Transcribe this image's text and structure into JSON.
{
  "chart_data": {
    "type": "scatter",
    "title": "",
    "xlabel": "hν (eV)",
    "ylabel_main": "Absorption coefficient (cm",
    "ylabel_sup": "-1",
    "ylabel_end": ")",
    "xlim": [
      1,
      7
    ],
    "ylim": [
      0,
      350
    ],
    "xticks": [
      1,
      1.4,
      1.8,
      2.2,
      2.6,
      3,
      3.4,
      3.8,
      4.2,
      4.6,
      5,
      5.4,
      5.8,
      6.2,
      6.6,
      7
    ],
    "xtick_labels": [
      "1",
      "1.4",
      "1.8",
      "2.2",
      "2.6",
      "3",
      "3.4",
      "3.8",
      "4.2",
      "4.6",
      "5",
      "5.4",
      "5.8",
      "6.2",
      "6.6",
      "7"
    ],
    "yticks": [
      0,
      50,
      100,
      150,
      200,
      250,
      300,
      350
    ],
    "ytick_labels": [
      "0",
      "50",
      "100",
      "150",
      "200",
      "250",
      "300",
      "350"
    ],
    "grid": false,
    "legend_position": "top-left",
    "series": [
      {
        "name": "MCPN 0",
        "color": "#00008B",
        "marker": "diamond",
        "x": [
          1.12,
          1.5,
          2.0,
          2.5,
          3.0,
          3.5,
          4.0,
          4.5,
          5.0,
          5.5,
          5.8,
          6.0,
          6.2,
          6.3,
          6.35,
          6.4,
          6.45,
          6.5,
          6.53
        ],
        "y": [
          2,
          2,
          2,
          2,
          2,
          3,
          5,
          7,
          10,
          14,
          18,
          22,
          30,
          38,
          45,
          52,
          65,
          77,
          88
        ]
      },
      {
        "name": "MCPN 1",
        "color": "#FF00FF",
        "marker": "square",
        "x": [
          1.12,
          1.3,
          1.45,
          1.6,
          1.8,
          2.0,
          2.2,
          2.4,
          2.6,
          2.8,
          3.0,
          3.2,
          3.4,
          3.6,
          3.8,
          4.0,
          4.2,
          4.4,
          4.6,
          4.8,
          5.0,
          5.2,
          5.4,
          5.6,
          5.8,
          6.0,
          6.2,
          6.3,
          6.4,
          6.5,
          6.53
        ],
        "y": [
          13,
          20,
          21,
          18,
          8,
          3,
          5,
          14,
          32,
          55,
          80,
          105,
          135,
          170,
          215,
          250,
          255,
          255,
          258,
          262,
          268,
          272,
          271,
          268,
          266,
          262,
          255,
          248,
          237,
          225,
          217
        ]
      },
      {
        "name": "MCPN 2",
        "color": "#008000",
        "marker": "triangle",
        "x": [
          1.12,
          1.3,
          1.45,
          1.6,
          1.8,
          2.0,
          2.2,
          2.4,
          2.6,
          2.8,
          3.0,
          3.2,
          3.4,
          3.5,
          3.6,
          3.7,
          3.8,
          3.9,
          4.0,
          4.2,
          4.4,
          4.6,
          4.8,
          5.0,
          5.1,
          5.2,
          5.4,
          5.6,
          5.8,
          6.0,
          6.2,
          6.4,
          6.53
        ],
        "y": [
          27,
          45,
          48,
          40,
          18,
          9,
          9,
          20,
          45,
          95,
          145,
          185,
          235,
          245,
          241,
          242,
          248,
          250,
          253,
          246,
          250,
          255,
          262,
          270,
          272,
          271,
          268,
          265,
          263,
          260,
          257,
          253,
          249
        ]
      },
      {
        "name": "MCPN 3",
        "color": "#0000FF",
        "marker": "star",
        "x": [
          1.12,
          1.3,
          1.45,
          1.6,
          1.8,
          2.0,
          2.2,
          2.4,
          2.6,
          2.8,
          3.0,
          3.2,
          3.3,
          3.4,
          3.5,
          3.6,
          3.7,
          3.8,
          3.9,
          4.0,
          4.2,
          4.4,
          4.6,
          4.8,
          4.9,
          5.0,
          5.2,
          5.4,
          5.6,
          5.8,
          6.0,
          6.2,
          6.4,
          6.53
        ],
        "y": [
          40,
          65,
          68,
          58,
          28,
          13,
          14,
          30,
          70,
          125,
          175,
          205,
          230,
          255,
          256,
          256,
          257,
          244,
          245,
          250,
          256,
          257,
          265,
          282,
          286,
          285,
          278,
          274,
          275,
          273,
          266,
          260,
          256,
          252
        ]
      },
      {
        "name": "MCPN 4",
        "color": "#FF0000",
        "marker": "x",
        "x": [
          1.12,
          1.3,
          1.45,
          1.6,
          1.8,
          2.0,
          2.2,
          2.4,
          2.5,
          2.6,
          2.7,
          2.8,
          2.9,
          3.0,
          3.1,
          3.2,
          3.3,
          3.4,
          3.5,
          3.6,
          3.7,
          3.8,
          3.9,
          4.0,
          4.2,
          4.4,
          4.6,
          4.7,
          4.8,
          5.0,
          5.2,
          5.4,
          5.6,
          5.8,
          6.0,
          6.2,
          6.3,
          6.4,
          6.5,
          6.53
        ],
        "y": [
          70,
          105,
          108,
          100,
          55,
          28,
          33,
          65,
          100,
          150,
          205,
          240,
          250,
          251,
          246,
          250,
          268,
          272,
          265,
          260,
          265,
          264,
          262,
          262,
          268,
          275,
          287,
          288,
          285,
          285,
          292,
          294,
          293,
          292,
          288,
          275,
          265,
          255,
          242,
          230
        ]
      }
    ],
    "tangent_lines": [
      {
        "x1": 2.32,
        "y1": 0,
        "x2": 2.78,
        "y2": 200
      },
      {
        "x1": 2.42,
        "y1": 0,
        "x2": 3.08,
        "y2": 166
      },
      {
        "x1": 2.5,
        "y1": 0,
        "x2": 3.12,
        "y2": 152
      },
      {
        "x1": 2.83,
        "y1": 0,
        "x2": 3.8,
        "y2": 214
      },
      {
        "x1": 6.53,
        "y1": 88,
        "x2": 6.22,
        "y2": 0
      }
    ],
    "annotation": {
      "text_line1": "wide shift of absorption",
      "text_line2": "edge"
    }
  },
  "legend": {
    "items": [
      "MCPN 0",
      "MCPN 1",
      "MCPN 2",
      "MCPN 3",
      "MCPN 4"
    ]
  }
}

+===+

-- Task objective --
Identify and list each line with the word "color".

-- In response --
        "color": "#00008B",
        "color": "#FF00FF",
        "color": "#008000",
        "color": "#0000FF",
        "color": "#FF0000",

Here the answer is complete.